DATA FOR THIS TASK |
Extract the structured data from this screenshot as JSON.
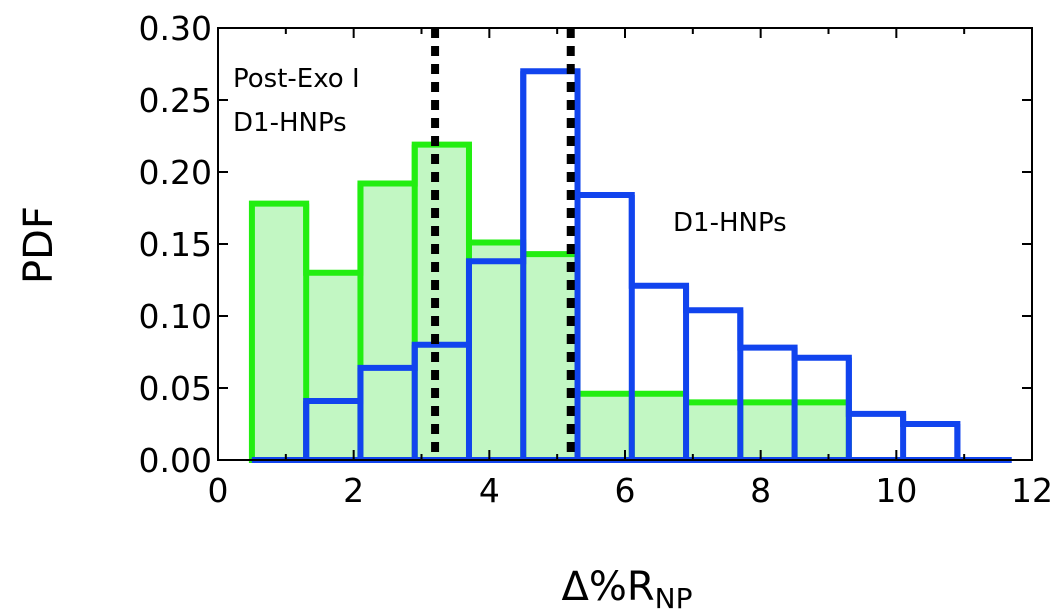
{
  "chart_data": {
    "type": "bar",
    "ylabel": "PDF",
    "xlabel_main": "Δ%R",
    "xlabel_sub": "NP",
    "xlim": [
      0,
      12
    ],
    "ylim": [
      0,
      0.3
    ],
    "xticks": [
      0,
      2,
      4,
      6,
      8,
      10,
      12
    ],
    "xtick_labels": [
      "0",
      "2",
      "4",
      "6",
      "8",
      "10",
      "12"
    ],
    "yticks": [
      0,
      0.05,
      0.1,
      0.15,
      0.2,
      0.25,
      0.3
    ],
    "ytick_labels": [
      "0.00",
      "0.05",
      "0.10",
      "0.15",
      "0.20",
      "0.25",
      "0.30"
    ],
    "grid": false,
    "series": [
      {
        "name": "Post-Exo I D1-HNPs",
        "color": "#22ee11",
        "fill": "#c2f7c3",
        "bin_edges": [
          0.5,
          1.3,
          2.1,
          2.9,
          3.7,
          4.5,
          5.3,
          6.1,
          6.9,
          7.7,
          8.5,
          9.3
        ],
        "values": [
          0.178,
          0.13,
          0.192,
          0.219,
          0.151,
          0.143,
          0.046,
          0.046,
          0.04,
          0.04,
          0.04
        ]
      },
      {
        "name": "D1-HNPs",
        "color": "#1144ee",
        "fill": "none",
        "bin_edges": [
          0.5,
          1.3,
          2.1,
          2.9,
          3.7,
          4.5,
          5.3,
          6.1,
          6.9,
          7.7,
          8.5,
          9.3,
          10.1,
          10.9,
          11.7
        ],
        "values": [
          0.0,
          0.041,
          0.064,
          0.08,
          0.138,
          0.27,
          0.184,
          0.121,
          0.104,
          0.078,
          0.071,
          0.032,
          0.025,
          0.0
        ]
      }
    ],
    "vlines": [
      3.2,
      5.2
    ],
    "annotations": {
      "green_line1": "Post-Exo I",
      "green_line2": "D1-HNPs",
      "blue": "D1-HNPs"
    }
  }
}
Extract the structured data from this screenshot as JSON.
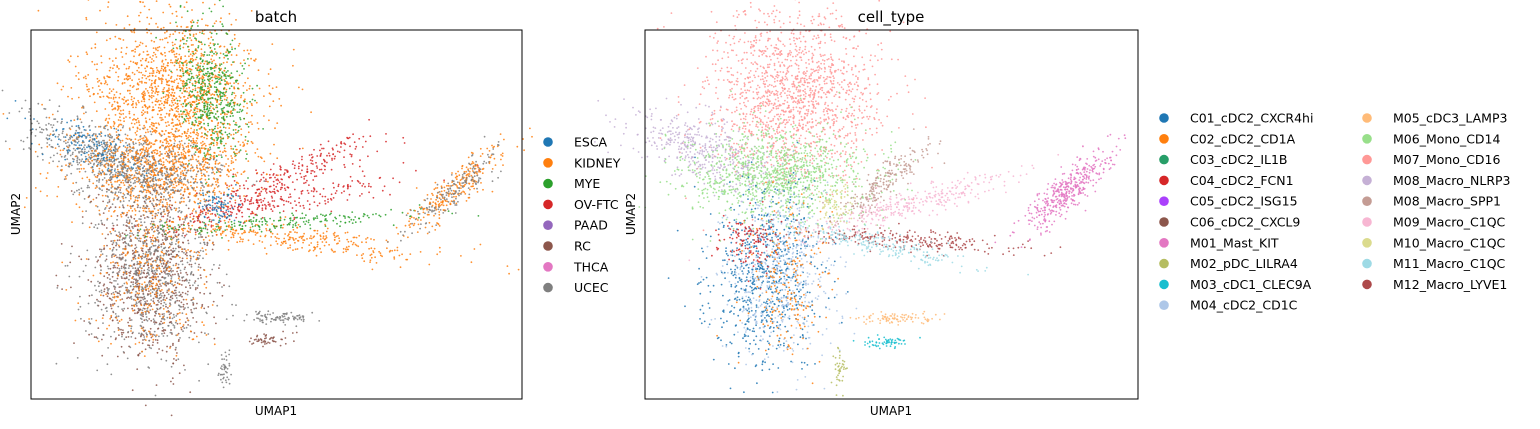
{
  "chart_data": [
    {
      "type": "scatter",
      "title": "batch",
      "xlabel": "UMAP1",
      "ylabel": "UMAP2",
      "grid": false,
      "legend_position": "right",
      "legend": [
        {
          "label": "ESCA",
          "color": "#1f77b4"
        },
        {
          "label": "KIDNEY",
          "color": "#ff7f0e"
        },
        {
          "label": "MYE",
          "color": "#2ca02c"
        },
        {
          "label": "OV-FTC",
          "color": "#d62728"
        },
        {
          "label": "PAAD",
          "color": "#9467bd"
        },
        {
          "label": "RC",
          "color": "#8c564b"
        },
        {
          "label": "THCA",
          "color": "#e377c2"
        },
        {
          "label": "UCEC",
          "color": "#7f7f7f"
        }
      ]
    },
    {
      "type": "scatter",
      "title": "cell_type",
      "xlabel": "UMAP1",
      "ylabel": "UMAP2",
      "grid": false,
      "legend_position": "right",
      "legend": [
        {
          "label": "C01_cDC2_CXCR4hi",
          "color": "#1f77b4"
        },
        {
          "label": "C02_cDC2_CD1A",
          "color": "#ff7f0e"
        },
        {
          "label": "C03_cDC2_IL1B",
          "color": "#279e68"
        },
        {
          "label": "C04_cDC2_FCN1",
          "color": "#d62728"
        },
        {
          "label": "C05_cDC2_ISG15",
          "color": "#aa40fc"
        },
        {
          "label": "C06_cDC2_CXCL9",
          "color": "#8c564b"
        },
        {
          "label": "M01_Mast_KIT",
          "color": "#e377c2"
        },
        {
          "label": "M02_pDC_LILRA4",
          "color": "#b5bd61"
        },
        {
          "label": "M03_cDC1_CLEC9A",
          "color": "#17becf"
        },
        {
          "label": "M04_cDC2_CD1C",
          "color": "#aec7e8"
        },
        {
          "label": "M05_cDC3_LAMP3",
          "color": "#ffbb78"
        },
        {
          "label": "M06_Mono_CD14",
          "color": "#98df8a"
        },
        {
          "label": "M07_Mono_CD16",
          "color": "#ff9896"
        },
        {
          "label": "M08_Macro_NLRP3",
          "color": "#c5b0d5"
        },
        {
          "label": "M08_Macro_SPP1",
          "color": "#c49c94"
        },
        {
          "label": "M09_Macro_C1QC",
          "color": "#f7b6d2"
        },
        {
          "label": "M10_Macro_C1QC",
          "color": "#dbdb8d"
        },
        {
          "label": "M11_Macro_C1QC",
          "color": "#9edae5"
        },
        {
          "label": "M12_Macro_LYVE1",
          "color": "#ad494a"
        }
      ]
    }
  ]
}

WHAT YOU HAVE TO DO |
Each line of the material must be retyped exactly, except that images are omitted.

FINISHED ANSWER |
Extract the structured data from this screenshot as JSON.
{
  "chart_data": {
    "type": "bar",
    "ylabel": "PDF",
    "xlabel_main": "Δ%R",
    "xlabel_sub": "NP",
    "xlim": [
      0,
      12
    ],
    "ylim": [
      0,
      0.3
    ],
    "xticks": [
      0,
      2,
      4,
      6,
      8,
      10,
      12
    ],
    "xtick_labels": [
      "0",
      "2",
      "4",
      "6",
      "8",
      "10",
      "12"
    ],
    "yticks": [
      0,
      0.05,
      0.1,
      0.15,
      0.2,
      0.25,
      0.3
    ],
    "ytick_labels": [
      "0.00",
      "0.05",
      "0.10",
      "0.15",
      "0.20",
      "0.25",
      "0.30"
    ],
    "grid": false,
    "series": [
      {
        "name": "Post-Exo I D1-HNPs",
        "color": "#22ee11",
        "fill": "#c2f7c3",
        "bin_edges": [
          0.5,
          1.3,
          2.1,
          2.9,
          3.7,
          4.5,
          5.3,
          6.1,
          6.9,
          7.7,
          8.5,
          9.3
        ],
        "values": [
          0.178,
          0.13,
          0.192,
          0.219,
          0.151,
          0.143,
          0.046,
          0.046,
          0.04,
          0.04,
          0.04
        ]
      },
      {
        "name": "D1-HNPs",
        "color": "#1144ee",
        "fill": "none",
        "bin_edges": [
          0.5,
          1.3,
          2.1,
          2.9,
          3.7,
          4.5,
          5.3,
          6.1,
          6.9,
          7.7,
          8.5,
          9.3,
          10.1,
          10.9,
          11.7
        ],
        "values": [
          0.0,
          0.041,
          0.064,
          0.08,
          0.138,
          0.27,
          0.184,
          0.121,
          0.104,
          0.078,
          0.071,
          0.032,
          0.025,
          0.0
        ]
      }
    ],
    "vlines": [
      3.2,
      5.2
    ],
    "annotations": {
      "green_line1": "Post-Exo I",
      "green_line2": "D1-HNPs",
      "blue": "D1-HNPs"
    }
  }
}
Extract the structured data from this screenshot as JSON.
{
  "chart_data": [
    {
      "type": "scatter",
      "title": "batch",
      "xlabel": "UMAP1",
      "ylabel": "UMAP2",
      "grid": false,
      "legend_position": "right",
      "legend": [
        {
          "label": "ESCA",
          "color": "#1f77b4"
        },
        {
          "label": "KIDNEY",
          "color": "#ff7f0e"
        },
        {
          "label": "MYE",
          "color": "#2ca02c"
        },
        {
          "label": "OV-FTC",
          "color": "#d62728"
        },
        {
          "label": "PAAD",
          "color": "#9467bd"
        },
        {
          "label": "RC",
          "color": "#8c564b"
        },
        {
          "label": "THCA",
          "color": "#e377c2"
        },
        {
          "label": "UCEC",
          "color": "#7f7f7f"
        }
      ]
    },
    {
      "type": "scatter",
      "title": "cell_type",
      "xlabel": "UMAP1",
      "ylabel": "UMAP2",
      "grid": false,
      "legend_position": "right",
      "legend": [
        {
          "label": "C01_cDC2_CXCR4hi",
          "color": "#1f77b4"
        },
        {
          "label": "C02_cDC2_CD1A",
          "color": "#ff7f0e"
        },
        {
          "label": "C03_cDC2_IL1B",
          "color": "#279e68"
        },
        {
          "label": "C04_cDC2_FCN1",
          "color": "#d62728"
        },
        {
          "label": "C05_cDC2_ISG15",
          "color": "#aa40fc"
        },
        {
          "label": "C06_cDC2_CXCL9",
          "color": "#8c564b"
        },
        {
          "label": "M01_Mast_KIT",
          "color": "#e377c2"
        },
        {
          "label": "M02_pDC_LILRA4",
          "color": "#b5bd61"
        },
        {
          "label": "M03_cDC1_CLEC9A",
          "color": "#17becf"
        },
        {
          "label": "M04_cDC2_CD1C",
          "color": "#aec7e8"
        },
        {
          "label": "M05_cDC3_LAMP3",
          "color": "#ffbb78"
        },
        {
          "label": "M06_Mono_CD14",
          "color": "#98df8a"
        },
        {
          "label": "M07_Mono_CD16",
          "color": "#ff9896"
        },
        {
          "label": "M08_Macro_NLRP3",
          "color": "#c5b0d5"
        },
        {
          "label": "M08_Macro_SPP1",
          "color": "#c49c94"
        },
        {
          "label": "M09_Macro_C1QC",
          "color": "#f7b6d2"
        },
        {
          "label": "M10_Macro_C1QC",
          "color": "#dbdb8d"
        },
        {
          "label": "M11_Macro_C1QC",
          "color": "#9edae5"
        },
        {
          "label": "M12_Macro_LYVE1",
          "color": "#ad494a"
        }
      ]
    }
  ]
}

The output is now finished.